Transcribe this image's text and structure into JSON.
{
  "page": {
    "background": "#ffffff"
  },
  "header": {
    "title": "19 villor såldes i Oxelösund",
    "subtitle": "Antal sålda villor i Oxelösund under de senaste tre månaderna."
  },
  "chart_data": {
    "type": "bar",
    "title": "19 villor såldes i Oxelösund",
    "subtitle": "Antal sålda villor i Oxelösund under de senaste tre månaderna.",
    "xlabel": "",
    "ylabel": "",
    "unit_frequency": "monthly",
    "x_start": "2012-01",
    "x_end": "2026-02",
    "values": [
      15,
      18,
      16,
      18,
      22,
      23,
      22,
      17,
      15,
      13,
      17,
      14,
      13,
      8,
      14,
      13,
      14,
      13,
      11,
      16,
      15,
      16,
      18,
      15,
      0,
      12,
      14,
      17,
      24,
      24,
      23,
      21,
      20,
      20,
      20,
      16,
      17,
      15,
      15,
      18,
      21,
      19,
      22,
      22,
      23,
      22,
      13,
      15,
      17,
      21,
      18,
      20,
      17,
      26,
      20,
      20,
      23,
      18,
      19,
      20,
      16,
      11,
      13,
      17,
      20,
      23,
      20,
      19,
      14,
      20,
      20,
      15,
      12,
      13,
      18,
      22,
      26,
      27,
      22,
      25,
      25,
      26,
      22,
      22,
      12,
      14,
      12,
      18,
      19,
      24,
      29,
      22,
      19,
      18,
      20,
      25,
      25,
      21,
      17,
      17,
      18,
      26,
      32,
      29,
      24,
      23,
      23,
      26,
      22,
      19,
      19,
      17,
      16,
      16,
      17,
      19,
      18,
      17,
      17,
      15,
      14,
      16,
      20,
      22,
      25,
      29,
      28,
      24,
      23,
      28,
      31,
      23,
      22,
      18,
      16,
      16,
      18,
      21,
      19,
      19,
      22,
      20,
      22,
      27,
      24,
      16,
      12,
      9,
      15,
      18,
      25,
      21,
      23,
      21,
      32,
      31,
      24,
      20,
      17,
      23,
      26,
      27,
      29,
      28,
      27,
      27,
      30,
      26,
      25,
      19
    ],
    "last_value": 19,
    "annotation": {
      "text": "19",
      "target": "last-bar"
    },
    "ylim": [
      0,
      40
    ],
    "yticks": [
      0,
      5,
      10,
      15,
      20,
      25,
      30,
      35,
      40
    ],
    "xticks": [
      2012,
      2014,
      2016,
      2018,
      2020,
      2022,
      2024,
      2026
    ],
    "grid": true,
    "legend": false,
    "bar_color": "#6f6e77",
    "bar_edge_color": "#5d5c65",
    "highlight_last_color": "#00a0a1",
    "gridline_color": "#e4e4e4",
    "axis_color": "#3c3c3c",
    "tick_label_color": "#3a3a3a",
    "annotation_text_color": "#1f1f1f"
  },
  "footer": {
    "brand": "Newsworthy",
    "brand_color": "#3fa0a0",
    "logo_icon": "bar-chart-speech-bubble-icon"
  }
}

(WHAT IS ASKED): Return every line of the material exactly.

(EXERCISE OUTPUT):
Transcribe this image's text and structure into JSON.
{
  "page": {
    "background": "#ffffff"
  },
  "header": {
    "title": "19 villor såldes i Oxelösund",
    "subtitle": "Antal sålda villor i Oxelösund under de senaste tre månaderna."
  },
  "chart_data": {
    "type": "bar",
    "title": "19 villor såldes i Oxelösund",
    "subtitle": "Antal sålda villor i Oxelösund under de senaste tre månaderna.",
    "xlabel": "",
    "ylabel": "",
    "unit_frequency": "monthly",
    "x_start": "2012-01",
    "x_end": "2026-02",
    "values": [
      15,
      18,
      16,
      18,
      22,
      23,
      22,
      17,
      15,
      13,
      17,
      14,
      13,
      8,
      14,
      13,
      14,
      13,
      11,
      16,
      15,
      16,
      18,
      15,
      0,
      12,
      14,
      17,
      24,
      24,
      23,
      21,
      20,
      20,
      20,
      16,
      17,
      15,
      15,
      18,
      21,
      19,
      22,
      22,
      23,
      22,
      13,
      15,
      17,
      21,
      18,
      20,
      17,
      26,
      20,
      20,
      23,
      18,
      19,
      20,
      16,
      11,
      13,
      17,
      20,
      23,
      20,
      19,
      14,
      20,
      20,
      15,
      12,
      13,
      18,
      22,
      26,
      27,
      22,
      25,
      25,
      26,
      22,
      22,
      12,
      14,
      12,
      18,
      19,
      24,
      29,
      22,
      19,
      18,
      20,
      25,
      25,
      21,
      17,
      17,
      18,
      26,
      32,
      29,
      24,
      23,
      23,
      26,
      22,
      19,
      19,
      17,
      16,
      16,
      17,
      19,
      18,
      17,
      17,
      15,
      14,
      16,
      20,
      22,
      25,
      29,
      28,
      24,
      23,
      28,
      31,
      23,
      22,
      18,
      16,
      16,
      18,
      21,
      19,
      19,
      22,
      20,
      22,
      27,
      24,
      16,
      12,
      9,
      15,
      18,
      25,
      21,
      23,
      21,
      32,
      31,
      24,
      20,
      17,
      23,
      26,
      27,
      29,
      28,
      27,
      27,
      30,
      26,
      25,
      19
    ],
    "last_value": 19,
    "annotation": {
      "text": "19",
      "target": "last-bar"
    },
    "ylim": [
      0,
      40
    ],
    "yticks": [
      0,
      5,
      10,
      15,
      20,
      25,
      30,
      35,
      40
    ],
    "xticks": [
      2012,
      2014,
      2016,
      2018,
      2020,
      2022,
      2024,
      2026
    ],
    "grid": true,
    "legend": false,
    "bar_color": "#6f6e77",
    "bar_edge_color": "#5d5c65",
    "highlight_last_color": "#00a0a1",
    "gridline_color": "#e4e4e4",
    "axis_color": "#3c3c3c",
    "tick_label_color": "#3a3a3a",
    "annotation_text_color": "#1f1f1f"
  },
  "footer": {
    "brand": "Newsworthy",
    "brand_color": "#3fa0a0",
    "logo_icon": "bar-chart-speech-bubble-icon"
  }
}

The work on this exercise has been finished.